**GOAL OF THE EXERCISE**
Reproduce each line exactly.

● ● ●

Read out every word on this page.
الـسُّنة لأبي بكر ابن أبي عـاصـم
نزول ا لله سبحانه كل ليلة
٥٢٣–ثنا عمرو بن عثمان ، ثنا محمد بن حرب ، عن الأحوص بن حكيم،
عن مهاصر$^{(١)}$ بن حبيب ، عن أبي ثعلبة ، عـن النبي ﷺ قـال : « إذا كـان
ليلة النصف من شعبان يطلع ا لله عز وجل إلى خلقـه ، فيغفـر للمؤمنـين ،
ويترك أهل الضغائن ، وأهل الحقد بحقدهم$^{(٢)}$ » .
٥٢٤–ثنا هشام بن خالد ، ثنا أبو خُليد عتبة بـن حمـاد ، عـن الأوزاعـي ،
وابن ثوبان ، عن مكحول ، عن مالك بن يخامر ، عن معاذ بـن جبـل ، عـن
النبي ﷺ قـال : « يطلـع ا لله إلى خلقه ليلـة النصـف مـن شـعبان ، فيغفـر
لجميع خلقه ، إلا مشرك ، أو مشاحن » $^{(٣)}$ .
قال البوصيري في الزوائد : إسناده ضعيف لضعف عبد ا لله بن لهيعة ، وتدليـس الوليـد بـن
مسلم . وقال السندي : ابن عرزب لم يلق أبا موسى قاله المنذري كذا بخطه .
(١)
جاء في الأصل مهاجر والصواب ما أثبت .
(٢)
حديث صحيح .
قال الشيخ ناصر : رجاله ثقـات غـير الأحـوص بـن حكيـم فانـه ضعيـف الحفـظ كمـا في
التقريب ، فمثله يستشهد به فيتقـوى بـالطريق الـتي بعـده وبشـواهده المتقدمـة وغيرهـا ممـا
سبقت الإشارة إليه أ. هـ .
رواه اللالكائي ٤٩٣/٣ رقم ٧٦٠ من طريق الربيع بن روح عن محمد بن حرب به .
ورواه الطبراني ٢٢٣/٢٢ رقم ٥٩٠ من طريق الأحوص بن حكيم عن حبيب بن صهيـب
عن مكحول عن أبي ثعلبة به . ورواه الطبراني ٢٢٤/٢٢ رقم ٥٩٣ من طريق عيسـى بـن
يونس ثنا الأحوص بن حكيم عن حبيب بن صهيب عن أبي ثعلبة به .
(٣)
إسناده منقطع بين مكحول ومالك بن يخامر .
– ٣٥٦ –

● ● ●

**REPLY**
Read out every word on this page.
الـسُّنة لأبي بكر ابن أبي عـاصـم
نزول ا لله سبحانه كل ليلة
٥٢٣–ثنا عمرو بن عثمان ، ثنا محمد بن حرب ، عن الأحوص بن حكيم،
عن مهاصر$^{(١)}$ بن حبيب ، عن أبي ثعلبة ، عـن النبي ﷺ قـال : « إذا كـان
ليلة النصف من شعبان يطلع ا لله عز وجل إلى خلقـه ، فيغفـر للمؤمنـين ،
ويترك أهل الضغائن ، وأهل الحقد بحقدهم$^{(٢)}$ » .
٥٢٤–ثنا هشام بن خالد ، ثنا أبو خُليد عتبة بـن حمـاد ، عـن الأوزاعـي ،
وابن ثوبان ، عن مكحول ، عن مالك بن يخامر ، عن معاذ بـن جبـل ، عـن
النبي ﷺ قـال : « يطلـع ا لله إلى خلقه ليلـة النصـف مـن شـعبان ، فيغفـر
لجميع خلقه ، إلا مشرك ، أو مشاحن » $^{(٣)}$ .
قال البوصيري في الزوائد : إسناده ضعيف لضعف عبد ا لله بن لهيعة ، وتدليـس الوليـد بـن
مسلم . وقال السندي : ابن عرزب لم يلق أبا موسى قاله المنذري كذا بخطه .
(١)
جاء في الأصل مهاجر والصواب ما أثبت .
(٢)
حديث صحيح .
قال الشيخ ناصر : رجاله ثقـات غـير الأحـوص بـن حكيـم فانـه ضعيـف الحفـظ كمـا في
التقريب ، فمثله يستشهد به فيتقـوى بـالطريق الـتي بعـده وبشـواهده المتقدمـة وغيرهـا ممـا
سبقت الإشارة إليه أ. هـ .
رواه اللالكائي ٤٩٣/٣ رقم ٧٦٠ من طريق الربيع بن روح عن محمد بن حرب به .
ورواه الطبراني ٢٢٣/٢٢ رقم ٥٩٠ من طريق الأحوص بن حكيم عن حبيب بن صهيـب
عن مكحول عن أبي ثعلبة به . ورواه الطبراني ٢٢٤/٢٢ رقم ٥٩٣ من طريق عيسـى بـن
يونس ثنا الأحوص بن حكيم عن حبيب بن صهيب عن أبي ثعلبة به .
(٣)
إسناده منقطع بين مكحول ومالك بن يخامر .
– ٣٥٦ –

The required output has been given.